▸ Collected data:
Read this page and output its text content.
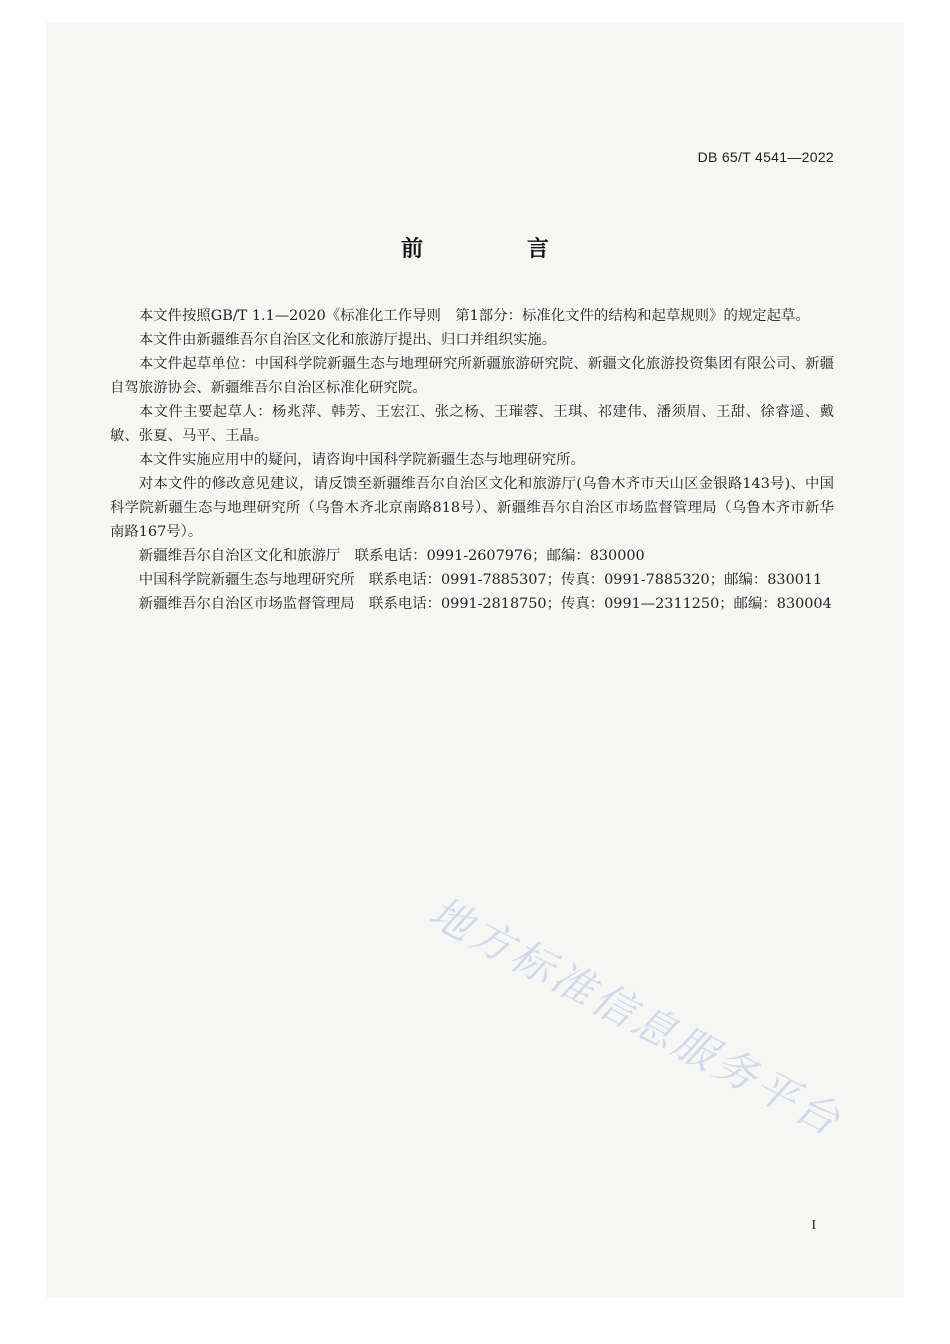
DB 65/T 4541—2022
前 言

本文件按照GB/T 1.1—2020《标准化工作导则　第1部分：标准化文件的结构和起草规则》的规定起草。

本文件由新疆维吾尔自治区文化和旅游厅提出、归口并组织实施。

本文件起草单位：中国科学院新疆生态与地理研究所新疆旅游研究院、新疆文化旅游投资集团有限公司、新疆自驾旅游协会、新疆维吾尔自治区标准化研究院。

本文件主要起草人：杨兆萍、韩芳、王宏江、张之杨、王璀蓉、王琪、祁建伟、潘须眉、王甜、徐睿遥、戴敏、张夏、马平、王晶。

本文件实施应用中的疑问，请咨询中国科学院新疆生态与地理研究所。

对本文件的修改意见建议，请反馈至新疆维吾尔自治区文化和旅游厅(乌鲁木齐市天山区金银路143号)、中国科学院新疆生态与地理研究所（乌鲁木齐北京南路818号）、新疆维吾尔自治区市场监督管理局（乌鲁木齐市新华南路167号）。

新疆维吾尔自治区文化和旅游厅　联系电话：0991-2607976；邮编：830000

中国科学院新疆生态与地理研究所　联系电话：0991-7885307；传真：0991-7885320；邮编：830011

新疆维吾尔自治区市场监督管理局　联系电话：0991-2818750；传真：0991—2311250；邮编：830004

地方标准信息服务平台
I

▸ WORK TO DO: Collect each line above holding the string "新疆维吾尔自治区市场监督管理局".

▸ COMPLETE RESPONSE:
对本文件的修改意见建议，请反馈至新疆维吾尔自治区文化和旅游厅(乌鲁木齐市天山区金银路143号)、中国科学院新疆生态与地理研究所（乌鲁木齐北京南路818号）、新疆维吾尔自治区市场监督管理局（乌鲁木齐市新华南路167号）。
新疆维吾尔自治区市场监督管理局　联系电话：0991-2818750；传真：0991—2311250；邮编：830004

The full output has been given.